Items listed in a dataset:
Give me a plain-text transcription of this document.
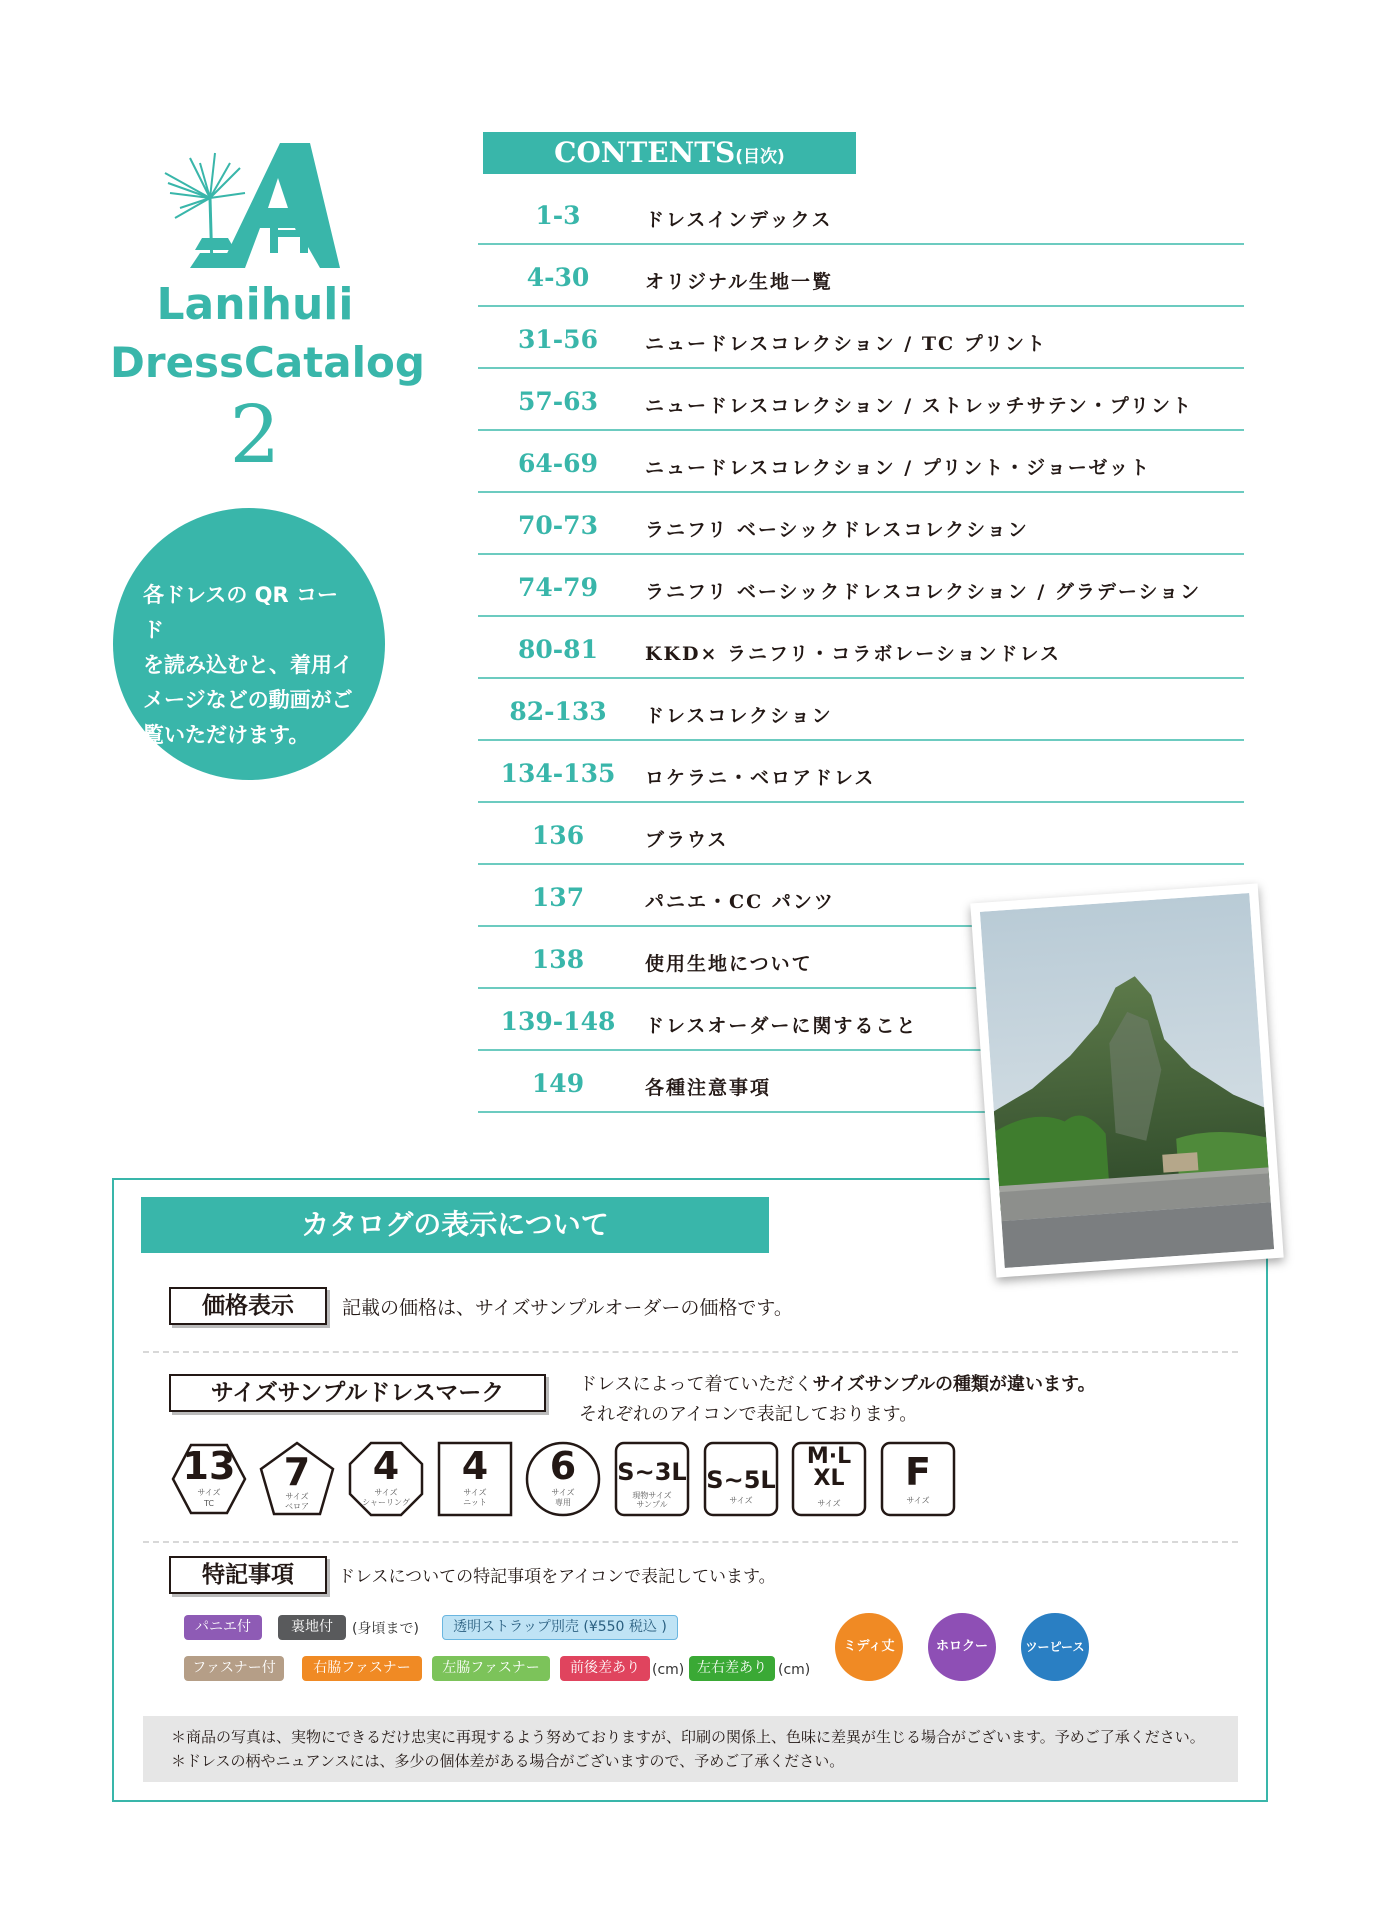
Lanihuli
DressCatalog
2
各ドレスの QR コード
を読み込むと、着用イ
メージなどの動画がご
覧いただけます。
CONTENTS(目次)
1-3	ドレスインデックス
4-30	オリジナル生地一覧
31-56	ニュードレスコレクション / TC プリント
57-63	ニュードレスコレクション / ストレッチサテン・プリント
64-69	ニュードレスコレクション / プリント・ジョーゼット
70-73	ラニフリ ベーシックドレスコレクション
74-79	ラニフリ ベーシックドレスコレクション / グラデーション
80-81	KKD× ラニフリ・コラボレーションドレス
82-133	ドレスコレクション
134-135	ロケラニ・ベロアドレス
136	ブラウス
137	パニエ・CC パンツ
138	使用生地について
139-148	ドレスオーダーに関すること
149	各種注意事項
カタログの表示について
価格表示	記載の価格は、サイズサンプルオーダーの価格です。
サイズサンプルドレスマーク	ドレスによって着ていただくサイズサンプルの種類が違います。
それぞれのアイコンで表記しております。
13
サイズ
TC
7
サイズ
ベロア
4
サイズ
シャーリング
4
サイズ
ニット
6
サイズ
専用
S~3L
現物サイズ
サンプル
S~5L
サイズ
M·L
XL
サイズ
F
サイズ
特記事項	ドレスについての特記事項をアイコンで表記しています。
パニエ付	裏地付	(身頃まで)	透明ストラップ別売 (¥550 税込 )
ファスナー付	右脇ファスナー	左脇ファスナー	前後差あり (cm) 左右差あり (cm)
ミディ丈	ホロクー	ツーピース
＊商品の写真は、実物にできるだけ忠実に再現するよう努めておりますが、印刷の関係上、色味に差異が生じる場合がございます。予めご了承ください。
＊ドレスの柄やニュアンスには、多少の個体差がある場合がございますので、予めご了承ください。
---
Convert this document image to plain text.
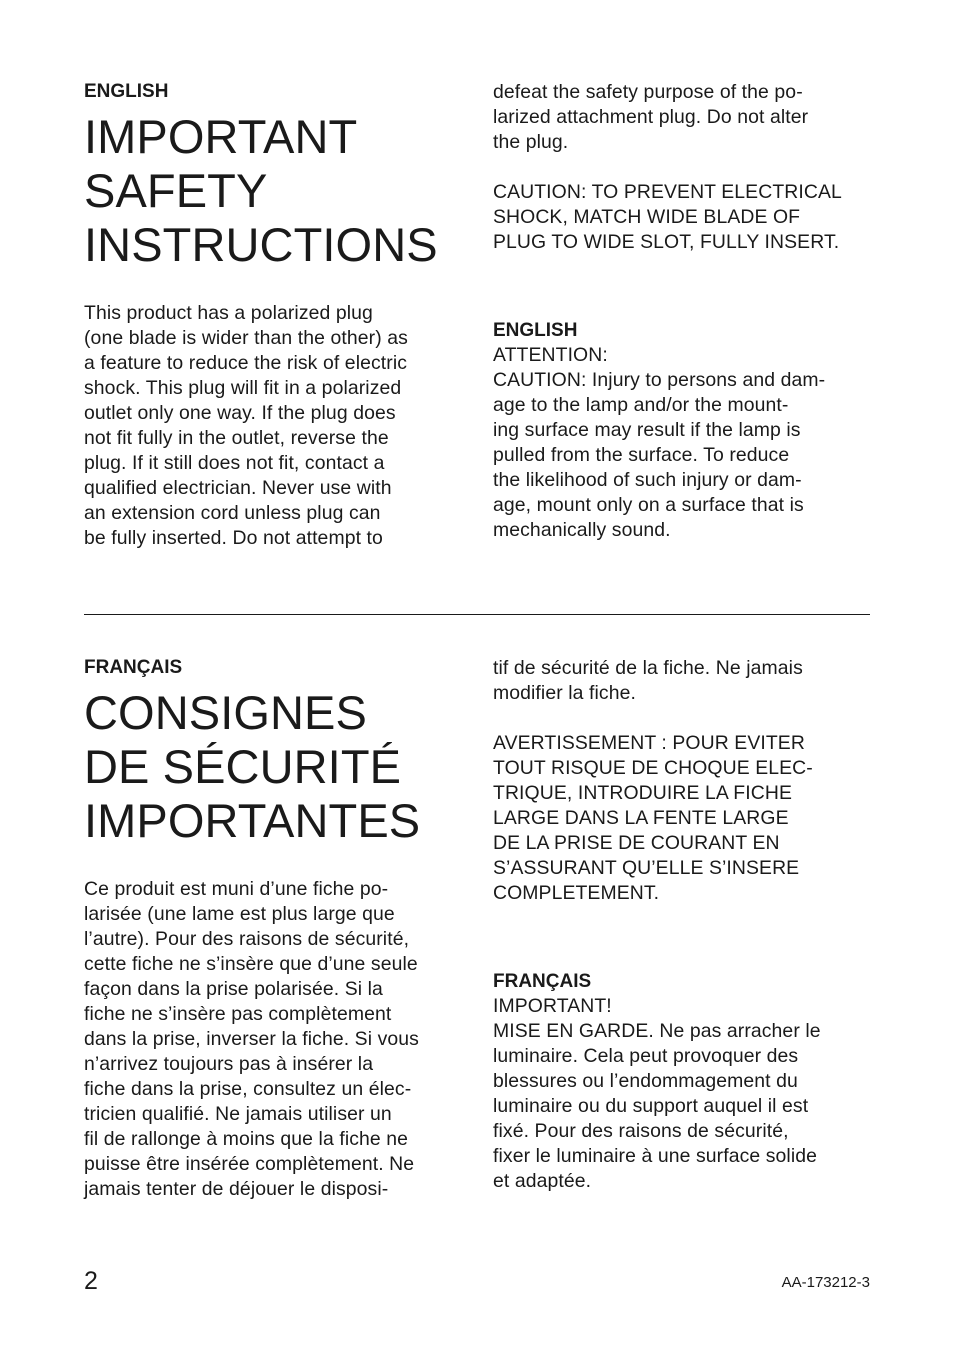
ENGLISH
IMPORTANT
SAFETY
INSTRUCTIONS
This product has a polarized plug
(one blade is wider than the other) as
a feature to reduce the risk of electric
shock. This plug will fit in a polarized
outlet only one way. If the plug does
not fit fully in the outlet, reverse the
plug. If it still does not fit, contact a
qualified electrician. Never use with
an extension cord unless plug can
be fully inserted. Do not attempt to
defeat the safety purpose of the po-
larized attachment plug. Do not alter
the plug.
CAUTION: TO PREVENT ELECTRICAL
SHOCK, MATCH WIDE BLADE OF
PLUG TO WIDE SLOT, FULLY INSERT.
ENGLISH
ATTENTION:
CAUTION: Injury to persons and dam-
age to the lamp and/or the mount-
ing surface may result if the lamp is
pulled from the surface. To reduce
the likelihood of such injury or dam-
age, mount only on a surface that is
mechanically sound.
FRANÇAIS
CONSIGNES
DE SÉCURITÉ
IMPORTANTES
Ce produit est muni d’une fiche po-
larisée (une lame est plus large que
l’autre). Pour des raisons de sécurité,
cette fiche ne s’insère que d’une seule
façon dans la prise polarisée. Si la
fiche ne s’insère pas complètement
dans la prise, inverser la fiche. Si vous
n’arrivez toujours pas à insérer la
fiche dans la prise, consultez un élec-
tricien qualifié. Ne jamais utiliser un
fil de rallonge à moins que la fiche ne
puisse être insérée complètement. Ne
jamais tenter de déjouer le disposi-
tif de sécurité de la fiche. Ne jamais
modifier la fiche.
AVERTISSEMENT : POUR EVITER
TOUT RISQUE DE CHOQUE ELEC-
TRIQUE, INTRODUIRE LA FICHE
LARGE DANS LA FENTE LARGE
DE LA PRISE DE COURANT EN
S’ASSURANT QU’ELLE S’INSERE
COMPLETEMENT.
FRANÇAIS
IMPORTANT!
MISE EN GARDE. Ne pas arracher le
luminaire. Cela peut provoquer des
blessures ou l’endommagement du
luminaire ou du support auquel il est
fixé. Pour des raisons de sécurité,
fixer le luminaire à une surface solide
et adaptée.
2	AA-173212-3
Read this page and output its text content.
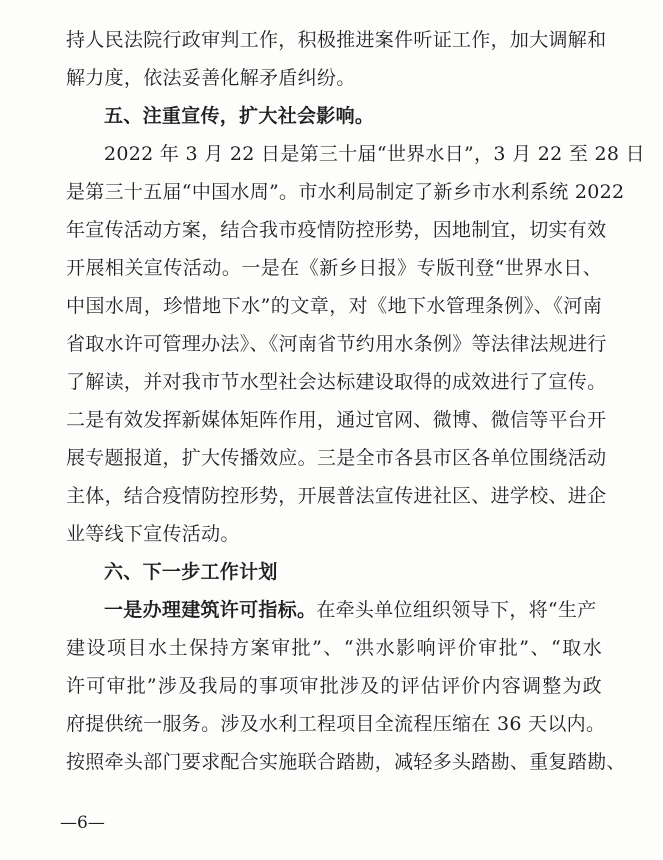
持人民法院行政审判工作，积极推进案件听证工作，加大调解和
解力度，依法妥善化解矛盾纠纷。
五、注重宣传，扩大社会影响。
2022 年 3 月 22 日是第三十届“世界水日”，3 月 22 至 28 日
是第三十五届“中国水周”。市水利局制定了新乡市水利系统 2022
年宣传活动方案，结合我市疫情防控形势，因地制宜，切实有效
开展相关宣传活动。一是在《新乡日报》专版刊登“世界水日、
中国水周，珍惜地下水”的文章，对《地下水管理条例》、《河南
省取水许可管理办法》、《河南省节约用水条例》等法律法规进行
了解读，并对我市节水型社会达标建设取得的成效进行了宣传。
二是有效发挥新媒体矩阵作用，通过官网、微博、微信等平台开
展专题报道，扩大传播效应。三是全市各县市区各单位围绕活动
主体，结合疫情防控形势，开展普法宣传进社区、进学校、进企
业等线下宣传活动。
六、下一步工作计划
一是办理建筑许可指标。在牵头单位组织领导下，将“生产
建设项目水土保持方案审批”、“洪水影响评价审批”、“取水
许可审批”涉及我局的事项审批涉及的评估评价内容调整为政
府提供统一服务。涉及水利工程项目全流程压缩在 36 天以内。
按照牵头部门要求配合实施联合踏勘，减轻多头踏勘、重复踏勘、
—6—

* Short exercise
From the data above, copy out every line with the string "only" in it.

* Task answer
outlet only one way. If the plug does
age, mount only on a surface that is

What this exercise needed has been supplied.